● GIVEN PASSAGE

+--

-
-
Notifications
You must be signed in to change notification settings - Fork 115
Description
Summary
I am the maintainer of graphile_worker_rs, a Rust rewrite of graphile/worker.
A user recently reported a bug, and I think this exposes a race condition in the keyed scheduling path (add_jobs / add_job).
Original report: leo91000/graphile_worker_rs#378
Steps to reproduce
- Start PostgreSQL and initialize Graphile Worker schema.
- Run a worker with concurrency
10and two tasks:
printer: very short task (e.g. sleeps ~2ms) so keyed jobs frequently become locked/running.scheduler: loops many times (e.g.100), each time callingaddJob("printer", { key }, { jobKey: key, jobKeyMode: "preserve_run_at" })with key chosen from a small keyspace (e.g. 10 keys).
- Enqueue multiple
schedulerjobs concurrently (e.g. 4). - Let it run for ~30-60 seconds.
This creates high contention on the same jobKey while some conflicting rows are locked.
Expected results
addJob(...)should always return a valid job row.- For
replace/preserve_run_at, scheduling should not occasionally return “no row” under contention.

+--

● WORKING DATA
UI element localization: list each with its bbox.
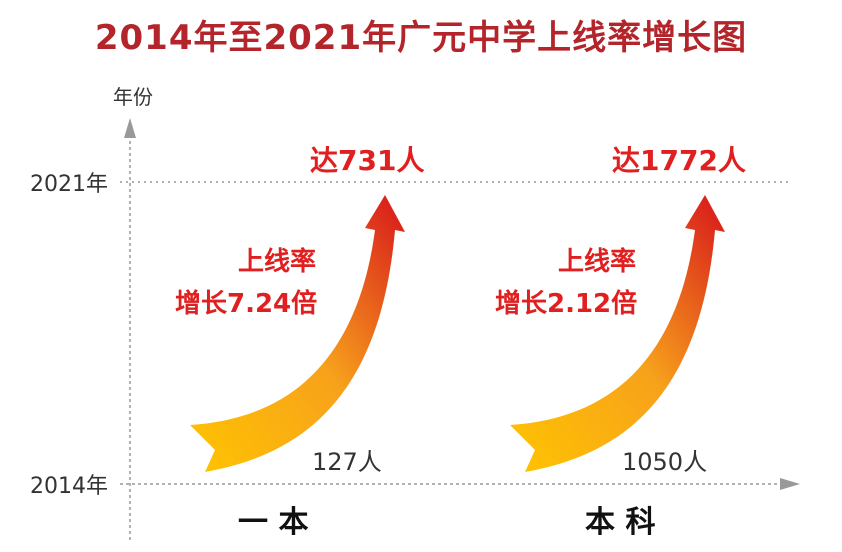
start-label-1: 127人 [312, 448, 382, 476]
category-label-2: 本 科 [585, 505, 655, 540]
y-tick-2014: 2014年 [30, 474, 108, 499]
growth-label-1a: 上线率 [238, 246, 316, 277]
y-tick-2021: 2021年 [30, 172, 108, 197]
y-axis-label: 年份 [113, 85, 153, 109]
growth-label-2b: 增长2.12倍 [495, 288, 637, 319]
growth-label-2a: 上线率 [558, 246, 636, 277]
y-axis-arrow-icon [124, 118, 136, 138]
category-label-1: 一 本 [238, 505, 308, 540]
growth-label-1b: 增长7.24倍 [175, 288, 317, 319]
growth-arrow-1 [190, 195, 405, 472]
chart-title: 2014年至2021年广元中学上线率增长图 [94, 18, 748, 58]
end-label-1: 达731人 [310, 144, 424, 177]
growth-arrow-2 [510, 195, 725, 472]
start-label-2: 1050人 [622, 448, 707, 476]
end-label-2: 达1772人 [612, 144, 746, 177]
x-axis-arrow-icon [780, 478, 800, 490]
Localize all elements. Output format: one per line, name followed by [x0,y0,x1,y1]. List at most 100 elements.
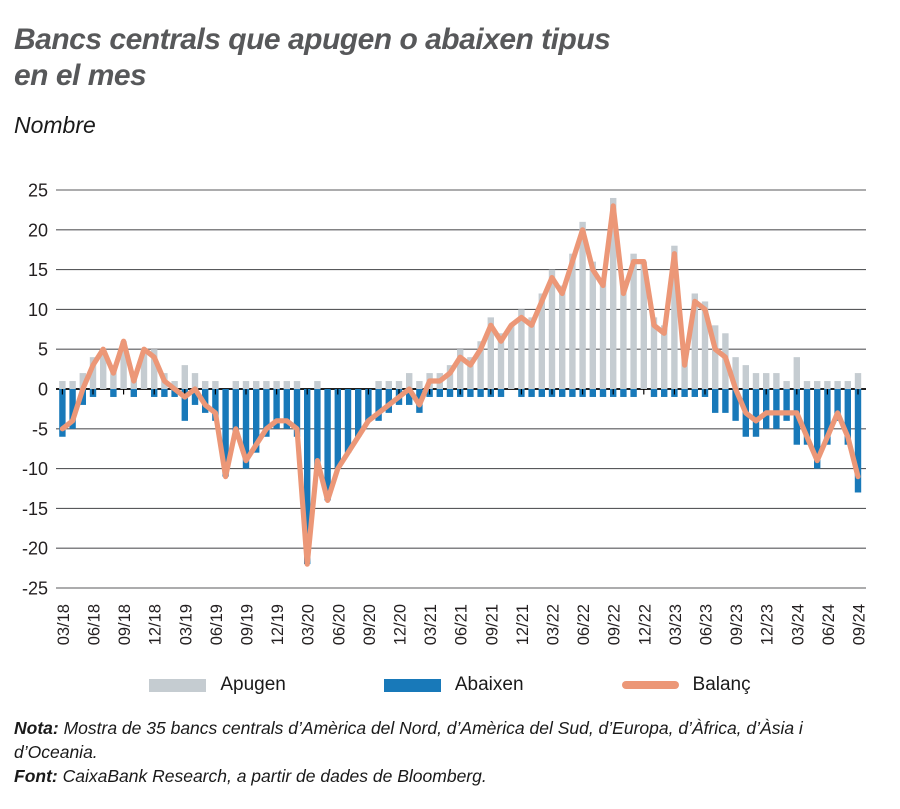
bar-abaixen [161,389,168,397]
bar-abaixen [171,389,178,397]
bar-apugen [181,365,188,389]
apugen-swatch-icon [149,678,207,692]
bar-apugen [293,381,301,389]
bar-apugen [589,261,596,389]
x-tick-label: 03/19 [177,604,195,645]
bar-apugen [548,269,556,389]
bar-abaixen [599,389,607,397]
bar-abaixen [559,389,566,397]
legend-item-abaixen: Abaixen [383,674,524,696]
bar-apugen [59,381,66,389]
bar-apugen [314,381,321,389]
x-tick-label: 12/20 [392,604,410,645]
bar-abaixen [844,389,851,445]
bar-abaixen [497,389,505,397]
bar-abaixen [732,389,739,421]
bar-apugen [793,357,800,389]
bar-abaixen [181,389,188,421]
bar-abaixen [406,389,413,405]
bar-apugen [844,381,851,389]
x-tick-label: 03/21 [422,604,440,645]
bar-abaixen [650,389,658,397]
x-tick-label: 06/19 [208,604,226,645]
bar-apugen [518,309,525,389]
x-tick-label: 03/22 [545,604,563,645]
bar-abaixen [814,389,821,469]
bar-abaixen [344,389,352,453]
bar-apugen [599,277,607,389]
bar-abaixen [783,389,790,421]
x-tick-label: 03/23 [667,604,685,645]
legend-item-apugen: Apugen [149,674,286,696]
legend-label-balanc: Balanç [692,674,751,695]
bar-apugen [273,381,280,389]
nota-text: Nota: Mostra de 35 bancs centrals d’Amèr… [14,718,803,762]
bar-apugen [538,293,545,389]
bar-abaixen [324,389,331,501]
bar-apugen [151,349,158,389]
bar-abaixen [446,389,454,397]
bar-apugen [763,373,770,389]
bar-apugen [650,317,658,389]
y-tick-label: 20 [28,220,48,240]
bar-apugen [406,373,413,389]
bar-apugen [854,373,862,389]
bar-abaixen [191,389,199,405]
abaixen-swatch-icon [383,678,441,692]
bar-abaixen [212,389,219,421]
bar-apugen [120,341,127,389]
bar-abaixen [222,389,229,477]
y-tick-label: -5 [32,419,48,439]
bar-apugen [497,333,505,389]
bar-apugen [446,365,454,389]
x-tick-label: 03/18 [55,604,73,645]
bar-abaixen [314,389,321,469]
y-tick-label: 25 [28,181,48,201]
x-tick-label: 06/23 [698,604,716,645]
bar-abaixen [569,389,576,397]
x-tick-label: 06/18 [86,604,104,645]
bar-apugen [375,381,382,389]
x-tick-label: 03/24 [789,604,807,645]
bar-abaixen [620,389,627,397]
bar-apugen [732,357,739,389]
bar-abaixen [773,389,780,429]
bar-apugen [100,349,107,389]
bar-apugen [834,381,841,389]
x-tick-label: 06/22 [575,604,593,645]
x-tick-label: 12/22 [636,604,654,645]
bar-apugen [742,365,749,389]
bar-abaixen [661,389,668,397]
bar-abaixen [355,389,362,437]
bar-apugen [171,381,178,389]
bar-apugen [69,381,76,389]
bar-abaixen [589,389,596,397]
bar-abaixen [824,389,831,445]
bar-apugen [508,325,515,389]
bar-apugen [232,381,239,389]
bar-apugen [630,253,637,389]
bar-abaixen [691,389,698,397]
x-tick-label: 06/21 [453,604,471,645]
bar-abaixen [263,389,270,437]
bar-abaixen [803,389,811,445]
bar-apugen [263,381,270,389]
bar-apugen [640,261,647,389]
bar-apugen [783,381,790,389]
bar-apugen [395,381,403,389]
bar-abaixen [242,389,250,469]
x-tick-label: 09/18 [116,604,134,645]
x-tick-label: 03/20 [300,604,318,645]
bar-apugen [559,285,566,389]
bar-apugen [579,221,586,389]
x-tick-label: 09/24 [851,604,869,645]
y-tick-label: 10 [28,300,48,320]
bar-apugen [610,197,617,389]
bar-apugen [283,381,290,389]
font-label: Font: [14,766,58,786]
bar-apugen [528,317,535,389]
bar-apugen [140,349,148,389]
bar-abaixen [253,389,260,453]
bar-abaixen [467,389,474,397]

+--

● PROBLEMS AND TASKS
a: Reproduce the part of the race-condition report starting at "A user recently" and ending at "(e.g. 10 keys).".
b: List each line of the listing containing the string "axis", matching case exactly.

● RESPONSES
a:
A user recently reported a bug, and I think this exposes a race condition in the keyed scheduling path (add_jobs / add_job).
Original report: leo91000/graphile_worker_rs#378
Steps to reproduce
- Start PostgreSQL and initialize Graphile Worker schema.
- Run a worker with concurrency
10and two tasks:
printer: very short task (e.g. sleeps ~2ms) so keyed jobs frequently become locked/running.scheduler: loops many times (e.g.100), each time callingaddJob("printer", { key }, { jobKey: key, jobKeyMode: "preserve_run_at" })with key chosen from a small keyspace (e.g. 10 keys).

b:
y-axis-label: 年份 [113, 85, 153, 109]
y-axis-arrow-icon [124, 118, 136, 138]
x-axis-arrow-icon [780, 478, 800, 490]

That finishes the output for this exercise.